## Start SOURCE RECORDS

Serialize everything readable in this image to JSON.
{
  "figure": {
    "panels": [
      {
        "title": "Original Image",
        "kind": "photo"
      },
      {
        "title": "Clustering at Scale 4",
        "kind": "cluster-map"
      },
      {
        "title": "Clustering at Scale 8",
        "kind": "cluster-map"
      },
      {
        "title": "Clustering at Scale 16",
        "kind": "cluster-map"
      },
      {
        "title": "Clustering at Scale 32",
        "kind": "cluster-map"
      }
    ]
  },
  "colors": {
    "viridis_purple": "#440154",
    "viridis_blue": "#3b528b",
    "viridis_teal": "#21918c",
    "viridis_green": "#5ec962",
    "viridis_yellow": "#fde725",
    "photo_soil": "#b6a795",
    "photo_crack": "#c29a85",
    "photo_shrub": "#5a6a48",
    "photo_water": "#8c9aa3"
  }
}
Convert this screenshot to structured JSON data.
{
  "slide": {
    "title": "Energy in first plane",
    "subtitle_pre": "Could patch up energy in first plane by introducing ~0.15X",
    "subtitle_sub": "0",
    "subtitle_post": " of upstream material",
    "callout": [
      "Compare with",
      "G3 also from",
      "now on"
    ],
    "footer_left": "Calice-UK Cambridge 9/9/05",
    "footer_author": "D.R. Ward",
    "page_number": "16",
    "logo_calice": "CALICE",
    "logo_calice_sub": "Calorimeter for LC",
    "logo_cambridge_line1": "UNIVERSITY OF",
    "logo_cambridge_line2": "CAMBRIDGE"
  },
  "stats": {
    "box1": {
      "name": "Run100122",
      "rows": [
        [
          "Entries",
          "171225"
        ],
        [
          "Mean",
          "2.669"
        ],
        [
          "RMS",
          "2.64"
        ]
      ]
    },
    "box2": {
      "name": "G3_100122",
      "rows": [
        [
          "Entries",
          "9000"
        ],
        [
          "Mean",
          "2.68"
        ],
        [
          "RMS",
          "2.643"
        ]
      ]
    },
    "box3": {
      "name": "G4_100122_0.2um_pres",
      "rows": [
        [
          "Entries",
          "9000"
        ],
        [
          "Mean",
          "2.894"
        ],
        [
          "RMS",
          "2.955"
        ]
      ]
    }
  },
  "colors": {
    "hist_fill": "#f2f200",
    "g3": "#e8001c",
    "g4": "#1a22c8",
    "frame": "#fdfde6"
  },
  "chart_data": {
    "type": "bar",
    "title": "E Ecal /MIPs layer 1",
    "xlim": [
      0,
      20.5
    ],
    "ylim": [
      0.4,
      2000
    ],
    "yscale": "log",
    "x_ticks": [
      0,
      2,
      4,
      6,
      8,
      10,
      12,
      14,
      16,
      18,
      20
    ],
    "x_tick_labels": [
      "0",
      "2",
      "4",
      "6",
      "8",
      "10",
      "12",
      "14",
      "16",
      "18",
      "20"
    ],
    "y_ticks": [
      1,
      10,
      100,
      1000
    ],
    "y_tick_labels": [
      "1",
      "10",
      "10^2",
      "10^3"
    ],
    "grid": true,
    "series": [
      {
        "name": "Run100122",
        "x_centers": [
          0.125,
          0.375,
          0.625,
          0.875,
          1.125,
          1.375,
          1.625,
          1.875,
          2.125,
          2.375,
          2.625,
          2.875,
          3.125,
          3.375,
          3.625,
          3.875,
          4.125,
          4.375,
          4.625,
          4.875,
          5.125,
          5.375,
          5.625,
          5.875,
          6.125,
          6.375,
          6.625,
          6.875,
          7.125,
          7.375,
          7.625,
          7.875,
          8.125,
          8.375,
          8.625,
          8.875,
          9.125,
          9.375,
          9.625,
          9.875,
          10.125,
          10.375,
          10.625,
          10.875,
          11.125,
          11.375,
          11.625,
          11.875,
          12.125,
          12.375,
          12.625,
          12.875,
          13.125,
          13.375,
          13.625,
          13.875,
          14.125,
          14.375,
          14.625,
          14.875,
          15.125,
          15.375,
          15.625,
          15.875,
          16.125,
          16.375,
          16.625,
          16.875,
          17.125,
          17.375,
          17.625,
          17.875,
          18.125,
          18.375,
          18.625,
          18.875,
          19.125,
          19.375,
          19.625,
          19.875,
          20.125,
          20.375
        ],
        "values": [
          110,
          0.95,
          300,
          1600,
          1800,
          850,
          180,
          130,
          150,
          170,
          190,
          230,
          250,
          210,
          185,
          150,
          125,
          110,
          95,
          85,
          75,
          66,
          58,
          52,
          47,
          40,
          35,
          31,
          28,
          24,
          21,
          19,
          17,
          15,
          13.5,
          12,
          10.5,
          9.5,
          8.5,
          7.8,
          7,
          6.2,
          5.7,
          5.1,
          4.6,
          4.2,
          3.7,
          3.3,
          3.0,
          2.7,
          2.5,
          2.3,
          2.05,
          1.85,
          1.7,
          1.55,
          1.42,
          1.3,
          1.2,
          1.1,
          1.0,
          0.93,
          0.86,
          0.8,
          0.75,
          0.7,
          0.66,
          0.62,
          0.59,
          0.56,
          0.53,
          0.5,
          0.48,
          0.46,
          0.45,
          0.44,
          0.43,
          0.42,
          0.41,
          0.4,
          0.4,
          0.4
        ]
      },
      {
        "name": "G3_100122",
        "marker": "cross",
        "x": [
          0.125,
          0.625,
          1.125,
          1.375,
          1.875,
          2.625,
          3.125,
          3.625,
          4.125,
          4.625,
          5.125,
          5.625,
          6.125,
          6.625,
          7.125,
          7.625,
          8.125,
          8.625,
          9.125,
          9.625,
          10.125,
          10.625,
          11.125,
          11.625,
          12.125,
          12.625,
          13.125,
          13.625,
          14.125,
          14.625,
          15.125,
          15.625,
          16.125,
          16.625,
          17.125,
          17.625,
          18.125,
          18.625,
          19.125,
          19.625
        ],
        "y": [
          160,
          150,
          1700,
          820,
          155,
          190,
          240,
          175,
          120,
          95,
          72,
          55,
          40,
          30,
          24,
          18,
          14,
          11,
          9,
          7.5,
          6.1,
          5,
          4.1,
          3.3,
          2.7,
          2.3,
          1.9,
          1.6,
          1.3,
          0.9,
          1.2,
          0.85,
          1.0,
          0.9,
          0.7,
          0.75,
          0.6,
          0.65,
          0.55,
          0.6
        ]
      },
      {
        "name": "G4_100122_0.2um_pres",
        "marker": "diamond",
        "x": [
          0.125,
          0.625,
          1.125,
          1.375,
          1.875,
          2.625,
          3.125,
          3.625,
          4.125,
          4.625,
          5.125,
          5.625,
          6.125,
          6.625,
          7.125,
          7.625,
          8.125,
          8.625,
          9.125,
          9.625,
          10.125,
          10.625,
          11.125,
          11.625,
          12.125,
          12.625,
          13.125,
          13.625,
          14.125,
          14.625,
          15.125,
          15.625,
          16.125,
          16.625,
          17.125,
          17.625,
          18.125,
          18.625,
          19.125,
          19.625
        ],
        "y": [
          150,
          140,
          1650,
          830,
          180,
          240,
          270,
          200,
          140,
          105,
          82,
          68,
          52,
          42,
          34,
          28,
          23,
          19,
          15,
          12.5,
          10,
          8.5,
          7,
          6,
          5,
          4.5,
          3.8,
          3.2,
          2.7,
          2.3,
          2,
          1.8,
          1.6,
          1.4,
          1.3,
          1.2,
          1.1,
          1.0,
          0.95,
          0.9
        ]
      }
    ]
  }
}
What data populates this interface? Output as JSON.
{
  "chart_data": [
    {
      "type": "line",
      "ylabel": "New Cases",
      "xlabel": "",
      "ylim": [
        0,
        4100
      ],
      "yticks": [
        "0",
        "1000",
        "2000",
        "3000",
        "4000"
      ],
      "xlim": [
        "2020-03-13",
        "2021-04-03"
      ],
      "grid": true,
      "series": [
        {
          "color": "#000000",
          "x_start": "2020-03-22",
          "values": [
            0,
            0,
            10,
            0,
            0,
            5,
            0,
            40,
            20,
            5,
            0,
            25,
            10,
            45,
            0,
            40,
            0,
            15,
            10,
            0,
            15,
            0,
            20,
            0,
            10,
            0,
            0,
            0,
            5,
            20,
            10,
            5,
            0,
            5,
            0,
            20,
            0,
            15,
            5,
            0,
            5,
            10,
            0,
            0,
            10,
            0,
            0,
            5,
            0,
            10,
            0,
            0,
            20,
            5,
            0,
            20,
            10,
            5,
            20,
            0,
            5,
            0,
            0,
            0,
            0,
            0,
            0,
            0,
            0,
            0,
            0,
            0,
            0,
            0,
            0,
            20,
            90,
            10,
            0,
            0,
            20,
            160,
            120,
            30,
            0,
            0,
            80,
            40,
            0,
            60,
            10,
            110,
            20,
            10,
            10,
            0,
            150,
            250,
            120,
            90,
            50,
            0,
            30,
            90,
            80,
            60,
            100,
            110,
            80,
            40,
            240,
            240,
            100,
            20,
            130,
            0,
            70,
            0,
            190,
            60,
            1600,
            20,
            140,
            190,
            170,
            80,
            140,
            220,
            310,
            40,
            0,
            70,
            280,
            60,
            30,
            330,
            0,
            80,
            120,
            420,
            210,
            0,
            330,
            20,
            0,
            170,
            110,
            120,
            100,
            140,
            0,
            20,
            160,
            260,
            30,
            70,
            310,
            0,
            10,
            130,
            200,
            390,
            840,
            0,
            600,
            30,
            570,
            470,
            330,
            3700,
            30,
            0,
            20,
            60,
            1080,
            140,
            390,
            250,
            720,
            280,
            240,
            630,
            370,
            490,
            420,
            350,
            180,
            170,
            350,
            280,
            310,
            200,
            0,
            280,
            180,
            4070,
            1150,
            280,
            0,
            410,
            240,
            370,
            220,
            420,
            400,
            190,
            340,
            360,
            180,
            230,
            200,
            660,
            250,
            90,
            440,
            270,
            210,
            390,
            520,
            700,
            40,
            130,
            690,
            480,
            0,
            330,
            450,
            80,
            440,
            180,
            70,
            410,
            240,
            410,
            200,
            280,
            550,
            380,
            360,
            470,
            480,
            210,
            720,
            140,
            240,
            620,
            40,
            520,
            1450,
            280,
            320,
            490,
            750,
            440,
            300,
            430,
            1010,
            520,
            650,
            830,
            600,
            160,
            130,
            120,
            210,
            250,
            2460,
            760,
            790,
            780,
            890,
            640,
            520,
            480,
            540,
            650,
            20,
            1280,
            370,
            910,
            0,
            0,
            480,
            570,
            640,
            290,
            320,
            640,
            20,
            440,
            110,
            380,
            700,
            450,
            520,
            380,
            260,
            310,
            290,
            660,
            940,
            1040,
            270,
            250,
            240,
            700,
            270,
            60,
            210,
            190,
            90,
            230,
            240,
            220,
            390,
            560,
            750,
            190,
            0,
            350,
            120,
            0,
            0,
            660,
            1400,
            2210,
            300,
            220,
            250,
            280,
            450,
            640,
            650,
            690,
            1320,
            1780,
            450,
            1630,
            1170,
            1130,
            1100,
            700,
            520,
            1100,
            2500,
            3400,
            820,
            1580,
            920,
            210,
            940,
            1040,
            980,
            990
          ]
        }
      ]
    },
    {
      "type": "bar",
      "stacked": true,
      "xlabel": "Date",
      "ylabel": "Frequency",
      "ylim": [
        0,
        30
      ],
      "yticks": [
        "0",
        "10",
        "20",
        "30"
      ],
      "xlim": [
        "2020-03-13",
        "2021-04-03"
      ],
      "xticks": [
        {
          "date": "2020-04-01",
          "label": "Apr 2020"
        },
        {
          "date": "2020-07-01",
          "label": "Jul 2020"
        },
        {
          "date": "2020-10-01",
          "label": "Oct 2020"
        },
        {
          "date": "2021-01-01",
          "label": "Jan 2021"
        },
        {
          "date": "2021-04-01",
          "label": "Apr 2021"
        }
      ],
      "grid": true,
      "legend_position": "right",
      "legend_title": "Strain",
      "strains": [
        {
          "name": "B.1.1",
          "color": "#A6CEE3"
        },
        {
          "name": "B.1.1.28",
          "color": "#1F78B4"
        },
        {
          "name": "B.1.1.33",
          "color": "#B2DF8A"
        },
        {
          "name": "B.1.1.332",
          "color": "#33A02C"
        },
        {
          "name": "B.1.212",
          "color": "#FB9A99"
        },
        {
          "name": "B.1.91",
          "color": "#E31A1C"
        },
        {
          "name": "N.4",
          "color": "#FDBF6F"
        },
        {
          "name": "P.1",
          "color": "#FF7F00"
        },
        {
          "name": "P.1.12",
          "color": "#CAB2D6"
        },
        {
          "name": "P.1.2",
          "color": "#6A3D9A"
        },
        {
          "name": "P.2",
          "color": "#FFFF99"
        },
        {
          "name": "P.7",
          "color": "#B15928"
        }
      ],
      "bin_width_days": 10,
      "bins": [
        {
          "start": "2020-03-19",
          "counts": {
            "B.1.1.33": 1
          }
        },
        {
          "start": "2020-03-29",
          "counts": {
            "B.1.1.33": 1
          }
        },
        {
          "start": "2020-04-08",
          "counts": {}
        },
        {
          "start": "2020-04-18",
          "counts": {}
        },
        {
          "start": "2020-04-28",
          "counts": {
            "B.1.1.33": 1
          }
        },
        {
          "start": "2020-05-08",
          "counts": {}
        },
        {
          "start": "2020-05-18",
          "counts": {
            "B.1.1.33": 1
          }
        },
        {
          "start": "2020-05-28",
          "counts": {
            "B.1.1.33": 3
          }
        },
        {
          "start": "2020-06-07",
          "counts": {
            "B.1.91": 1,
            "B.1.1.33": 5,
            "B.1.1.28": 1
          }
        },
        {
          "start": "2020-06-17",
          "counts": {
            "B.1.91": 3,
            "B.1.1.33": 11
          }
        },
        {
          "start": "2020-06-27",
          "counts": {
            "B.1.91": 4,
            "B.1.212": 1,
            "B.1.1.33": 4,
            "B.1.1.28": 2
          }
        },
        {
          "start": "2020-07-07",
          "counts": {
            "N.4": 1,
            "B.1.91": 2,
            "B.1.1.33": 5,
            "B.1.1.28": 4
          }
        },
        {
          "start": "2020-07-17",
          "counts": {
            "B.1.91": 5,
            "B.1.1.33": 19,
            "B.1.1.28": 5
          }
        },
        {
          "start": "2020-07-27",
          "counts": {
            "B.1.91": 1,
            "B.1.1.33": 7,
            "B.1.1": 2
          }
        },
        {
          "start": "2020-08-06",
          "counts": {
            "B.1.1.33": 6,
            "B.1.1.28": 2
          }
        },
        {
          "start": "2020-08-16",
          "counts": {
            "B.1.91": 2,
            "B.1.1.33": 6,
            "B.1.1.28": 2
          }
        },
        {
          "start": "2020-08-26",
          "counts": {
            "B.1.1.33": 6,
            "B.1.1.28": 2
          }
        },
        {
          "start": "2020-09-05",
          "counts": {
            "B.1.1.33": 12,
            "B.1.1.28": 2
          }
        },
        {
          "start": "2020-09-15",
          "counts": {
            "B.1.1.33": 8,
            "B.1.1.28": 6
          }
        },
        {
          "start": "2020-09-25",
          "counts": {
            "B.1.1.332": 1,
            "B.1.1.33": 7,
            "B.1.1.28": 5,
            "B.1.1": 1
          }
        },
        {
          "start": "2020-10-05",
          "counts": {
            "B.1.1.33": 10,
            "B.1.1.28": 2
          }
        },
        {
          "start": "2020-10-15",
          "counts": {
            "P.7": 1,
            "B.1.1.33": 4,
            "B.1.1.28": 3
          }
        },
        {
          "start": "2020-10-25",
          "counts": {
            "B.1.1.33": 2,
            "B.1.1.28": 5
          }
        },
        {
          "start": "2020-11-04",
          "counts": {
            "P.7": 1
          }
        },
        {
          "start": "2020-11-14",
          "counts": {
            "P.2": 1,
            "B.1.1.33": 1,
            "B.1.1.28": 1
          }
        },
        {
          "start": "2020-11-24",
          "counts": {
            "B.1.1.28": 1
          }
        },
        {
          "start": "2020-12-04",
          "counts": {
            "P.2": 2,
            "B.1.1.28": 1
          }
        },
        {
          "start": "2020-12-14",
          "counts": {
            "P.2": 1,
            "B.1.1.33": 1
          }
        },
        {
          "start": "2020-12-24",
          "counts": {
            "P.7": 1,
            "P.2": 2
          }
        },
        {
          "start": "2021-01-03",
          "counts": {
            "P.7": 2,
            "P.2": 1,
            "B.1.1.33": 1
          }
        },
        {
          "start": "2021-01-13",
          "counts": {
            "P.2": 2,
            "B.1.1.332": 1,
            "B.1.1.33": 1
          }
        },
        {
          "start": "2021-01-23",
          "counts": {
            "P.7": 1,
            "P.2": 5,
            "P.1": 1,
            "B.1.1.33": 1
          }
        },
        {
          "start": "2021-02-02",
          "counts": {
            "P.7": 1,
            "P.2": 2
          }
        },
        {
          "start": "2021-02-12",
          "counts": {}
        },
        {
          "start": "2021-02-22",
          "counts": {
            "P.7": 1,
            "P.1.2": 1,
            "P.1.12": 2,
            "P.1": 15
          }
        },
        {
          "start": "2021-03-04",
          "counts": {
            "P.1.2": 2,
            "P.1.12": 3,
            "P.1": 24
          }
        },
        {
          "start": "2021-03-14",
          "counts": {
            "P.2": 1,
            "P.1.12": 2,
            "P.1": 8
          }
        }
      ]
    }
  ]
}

## End SOURCE RECORDS

◆ **SET TASK**: Go through the entries and return each line where the word "this" appears.

◆ **FINAL ANSWER**:
Serialize everything readable in this image to JSON.
Convert this screenshot to structured JSON data.
What data populates this interface? Output as JSON.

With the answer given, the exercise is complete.